Data entries:
# # #

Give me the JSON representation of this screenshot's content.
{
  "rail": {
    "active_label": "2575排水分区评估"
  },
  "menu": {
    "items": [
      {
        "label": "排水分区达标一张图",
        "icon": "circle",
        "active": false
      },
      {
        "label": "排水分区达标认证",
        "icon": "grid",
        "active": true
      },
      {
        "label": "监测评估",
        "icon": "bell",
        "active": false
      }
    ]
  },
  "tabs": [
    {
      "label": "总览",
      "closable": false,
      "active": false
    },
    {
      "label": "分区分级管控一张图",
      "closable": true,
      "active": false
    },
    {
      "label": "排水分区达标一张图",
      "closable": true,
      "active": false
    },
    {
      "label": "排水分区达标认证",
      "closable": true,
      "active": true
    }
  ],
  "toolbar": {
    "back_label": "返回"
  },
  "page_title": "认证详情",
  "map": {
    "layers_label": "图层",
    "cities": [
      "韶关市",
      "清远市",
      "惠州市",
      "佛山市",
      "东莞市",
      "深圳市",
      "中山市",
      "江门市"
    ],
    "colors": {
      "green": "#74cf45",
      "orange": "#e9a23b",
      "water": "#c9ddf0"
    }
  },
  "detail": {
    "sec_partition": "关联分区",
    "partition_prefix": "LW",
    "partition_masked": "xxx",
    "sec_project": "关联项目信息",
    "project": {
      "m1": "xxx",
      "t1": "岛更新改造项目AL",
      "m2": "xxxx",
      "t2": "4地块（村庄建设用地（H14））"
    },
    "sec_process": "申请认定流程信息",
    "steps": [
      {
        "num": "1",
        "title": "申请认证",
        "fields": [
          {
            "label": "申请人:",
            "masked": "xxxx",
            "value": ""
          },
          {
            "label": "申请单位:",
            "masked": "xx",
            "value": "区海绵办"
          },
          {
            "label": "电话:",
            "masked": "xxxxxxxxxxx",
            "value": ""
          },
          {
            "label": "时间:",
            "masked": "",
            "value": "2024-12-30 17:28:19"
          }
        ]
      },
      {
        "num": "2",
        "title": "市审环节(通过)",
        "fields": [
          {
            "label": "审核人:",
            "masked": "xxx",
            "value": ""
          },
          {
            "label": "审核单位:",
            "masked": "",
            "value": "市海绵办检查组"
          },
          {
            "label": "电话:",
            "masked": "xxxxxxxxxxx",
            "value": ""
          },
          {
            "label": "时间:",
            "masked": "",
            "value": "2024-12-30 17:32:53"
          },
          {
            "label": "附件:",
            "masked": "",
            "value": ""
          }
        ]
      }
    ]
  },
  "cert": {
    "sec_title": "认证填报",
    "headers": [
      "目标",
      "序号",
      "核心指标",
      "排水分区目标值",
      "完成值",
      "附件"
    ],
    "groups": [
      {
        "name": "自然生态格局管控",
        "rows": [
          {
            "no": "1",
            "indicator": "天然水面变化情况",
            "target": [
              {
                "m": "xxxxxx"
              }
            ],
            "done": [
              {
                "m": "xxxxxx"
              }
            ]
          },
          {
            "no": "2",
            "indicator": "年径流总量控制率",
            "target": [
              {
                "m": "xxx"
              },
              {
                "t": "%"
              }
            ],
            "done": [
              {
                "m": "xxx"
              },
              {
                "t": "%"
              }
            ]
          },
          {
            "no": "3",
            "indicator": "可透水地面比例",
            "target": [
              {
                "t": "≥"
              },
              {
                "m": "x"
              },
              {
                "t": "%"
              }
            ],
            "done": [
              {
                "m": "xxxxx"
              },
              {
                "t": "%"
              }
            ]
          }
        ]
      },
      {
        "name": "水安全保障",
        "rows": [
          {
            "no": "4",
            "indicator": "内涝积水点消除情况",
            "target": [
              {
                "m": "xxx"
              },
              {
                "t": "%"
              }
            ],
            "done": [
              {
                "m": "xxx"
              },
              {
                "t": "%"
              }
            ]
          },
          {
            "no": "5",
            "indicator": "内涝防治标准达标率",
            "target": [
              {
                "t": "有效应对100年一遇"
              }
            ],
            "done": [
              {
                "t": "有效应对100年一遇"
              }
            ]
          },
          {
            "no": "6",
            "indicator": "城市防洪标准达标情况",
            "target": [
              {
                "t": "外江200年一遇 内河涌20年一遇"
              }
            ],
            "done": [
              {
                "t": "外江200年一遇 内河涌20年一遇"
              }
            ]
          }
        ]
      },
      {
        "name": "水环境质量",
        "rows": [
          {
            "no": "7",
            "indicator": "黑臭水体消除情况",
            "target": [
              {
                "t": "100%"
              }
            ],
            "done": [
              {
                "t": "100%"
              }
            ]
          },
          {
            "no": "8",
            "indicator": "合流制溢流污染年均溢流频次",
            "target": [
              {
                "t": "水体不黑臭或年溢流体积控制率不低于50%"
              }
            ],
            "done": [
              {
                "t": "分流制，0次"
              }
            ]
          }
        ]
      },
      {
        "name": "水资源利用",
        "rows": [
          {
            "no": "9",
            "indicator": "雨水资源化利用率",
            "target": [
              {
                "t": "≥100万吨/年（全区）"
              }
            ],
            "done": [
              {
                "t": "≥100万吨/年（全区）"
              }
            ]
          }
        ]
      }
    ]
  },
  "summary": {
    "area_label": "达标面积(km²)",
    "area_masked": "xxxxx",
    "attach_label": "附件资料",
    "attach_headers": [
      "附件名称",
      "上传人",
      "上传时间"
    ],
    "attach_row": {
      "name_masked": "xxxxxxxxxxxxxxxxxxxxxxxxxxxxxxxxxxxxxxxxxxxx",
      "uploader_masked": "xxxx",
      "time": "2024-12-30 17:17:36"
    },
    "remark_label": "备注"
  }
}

# # #

Aim of the task: Find the word "indicator" in the data and copy out each line where it turns up.

The completed task:
            "indicator": "天然水面变化情况",
            "indicator": "年径流总量控制率",
            "indicator": "可透水地面比例",
            "indicator": "内涝积水点消除情况",
            "indicator": "内涝防治标准达标率",
            "indicator": "城市防洪标准达标情况",
            "indicator": "黑臭水体消除情况",
            "indicator": "合流制溢流污染年均溢流频次",
            "indicator": "雨水资源化利用率",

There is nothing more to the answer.